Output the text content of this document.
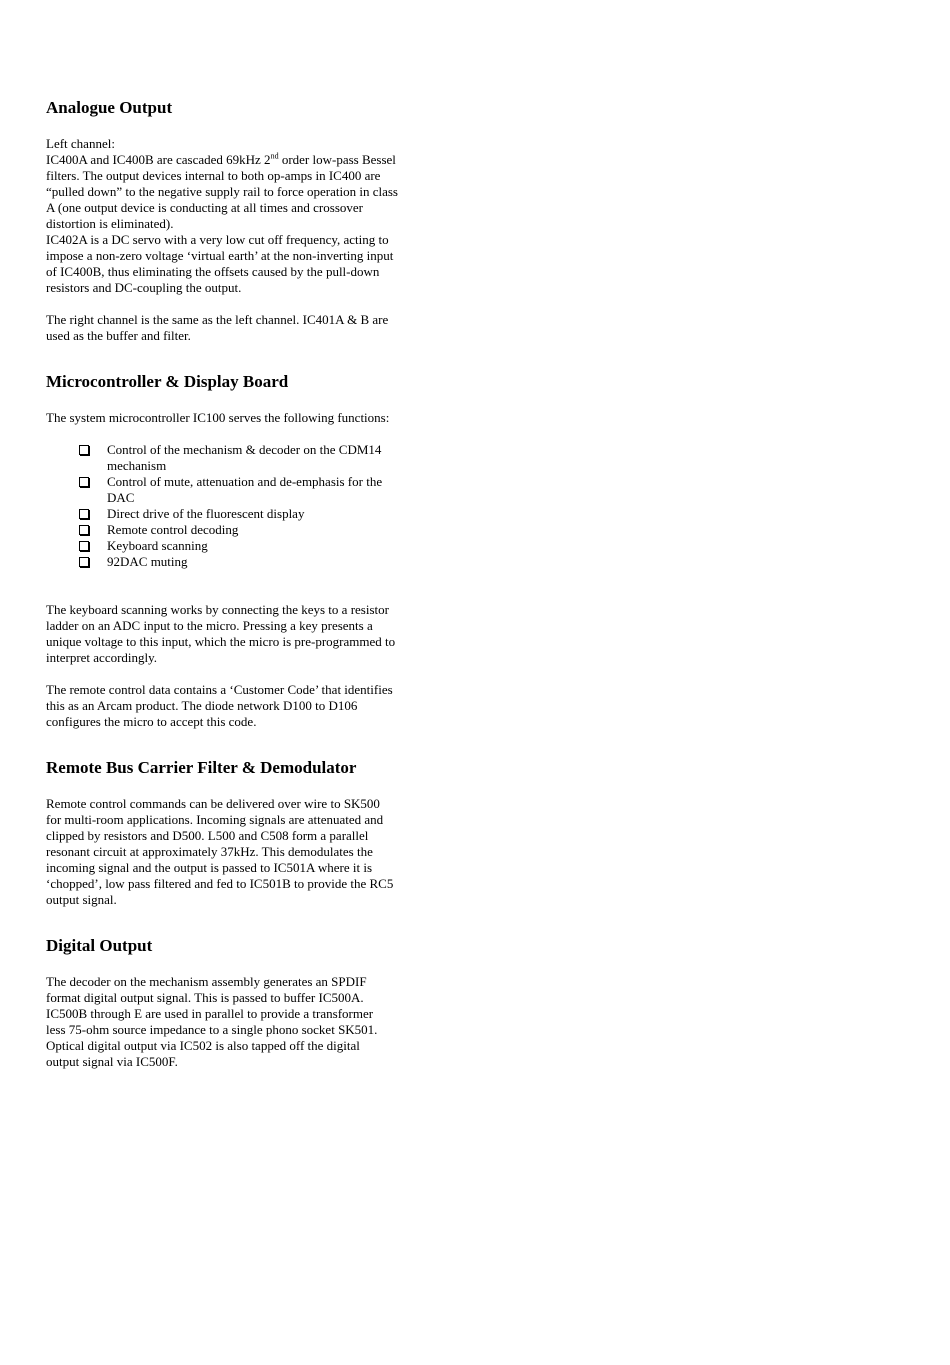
Analogue Output

Left channel:

IC400A and IC400B are cascaded 69kHz 2nd order low-pass Bessel filters. The output devices internal to both op-amps in IC400 are “pulled down” to the negative supply rail to force operation in class A (one output device is conducting at all times and crossover distortion is eliminated).

IC402A is a DC servo with a very low cut off frequency, acting to impose a non-zero voltage ‘virtual earth’ at the non-inverting input of IC400B, thus eliminating the offsets caused by the pull-down resistors and DC-coupling the output.

The right channel is the same as the left channel. IC401A & B are used as the buffer and filter.

Microcontroller & Display Board

The system microcontroller IC100 serves the following functions:

Control of the mechanism & decoder on the CDM14 mechanism
Control of mute, attenuation and de-emphasis for the DAC
Direct drive of the fluorescent display
Remote control decoding
Keyboard scanning
92DAC muting

The keyboard scanning works by connecting the keys to a resistor ladder on an ADC input to the micro. Pressing a key presents a unique voltage to this input, which the micro is pre-programmed to interpret accordingly.

The remote control data contains a ‘Customer Code’ that identifies this as an Arcam product. The diode network D100 to D106 configures the micro to accept this code.

Remote Bus Carrier Filter & Demodulator

Remote control commands can be delivered over wire to SK500 for multi-room applications. Incoming signals are attenuated and clipped by resistors and D500. L500 and C508 form a parallel resonant circuit at approximately 37kHz. This demodulates the incoming signal and the output is passed to IC501A where it is ‘chopped’, low pass filtered and fed to IC501B to provide the RC5 output signal.

Digital Output

The decoder on the mechanism assembly generates an SPDIF format digital output signal. This is passed to buffer IC500A. IC500B through E are used in parallel to provide a transformer less 75-ohm source impedance to a single phono socket SK501. Optical digital output via IC502 is also tapped off the digital output signal via IC500F.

Task statement:
The records above need to be given again exactly. Omit the pictures.

Output of the exercise:
Output the text content of this document.
Analogue Output

Left channel:

IC400A and IC400B are cascaded 69kHz 2nd order low-pass Bessel filters. The output devices internal to both op-amps in IC400 are “pulled down” to the negative supply rail to force operation in class A (one output device is conducting at all times and crossover distortion is eliminated).

IC402A is a DC servo with a very low cut off frequency, acting to impose a non-zero voltage ‘virtual earth’ at the non-inverting input of IC400B, thus eliminating the offsets caused by the pull-down resistors and DC-coupling the output.

The right channel is the same as the left channel. IC401A & B are used as the buffer and filter.

Microcontroller & Display Board

The system microcontroller IC100 serves the following functions:

Control of the mechanism & decoder on the CDM14 mechanism
Control of mute, attenuation and de-emphasis for the DAC
Direct drive of the fluorescent display
Remote control decoding
Keyboard scanning
92DAC muting

The keyboard scanning works by connecting the keys to a resistor ladder on an ADC input to the micro. Pressing a key presents a unique voltage to this input, which the micro is pre-programmed to interpret accordingly.

The remote control data contains a ‘Customer Code’ that identifies this as an Arcam product. The diode network D100 to D106 configures the micro to accept this code.

Remote Bus Carrier Filter & Demodulator

Remote control commands can be delivered over wire to SK500 for multi-room applications. Incoming signals are attenuated and clipped by resistors and D500. L500 and C508 form a parallel resonant circuit at approximately 37kHz. This demodulates the incoming signal and the output is passed to IC501A where it is ‘chopped’, low pass filtered and fed to IC501B to provide the RC5 output signal.

Digital Output

The decoder on the mechanism assembly generates an SPDIF format digital output signal. This is passed to buffer IC500A. IC500B through E are used in parallel to provide a transformer less 75-ohm source impedance to a single phono socket SK501. Optical digital output via IC502 is also tapped off the digital output signal via IC500F.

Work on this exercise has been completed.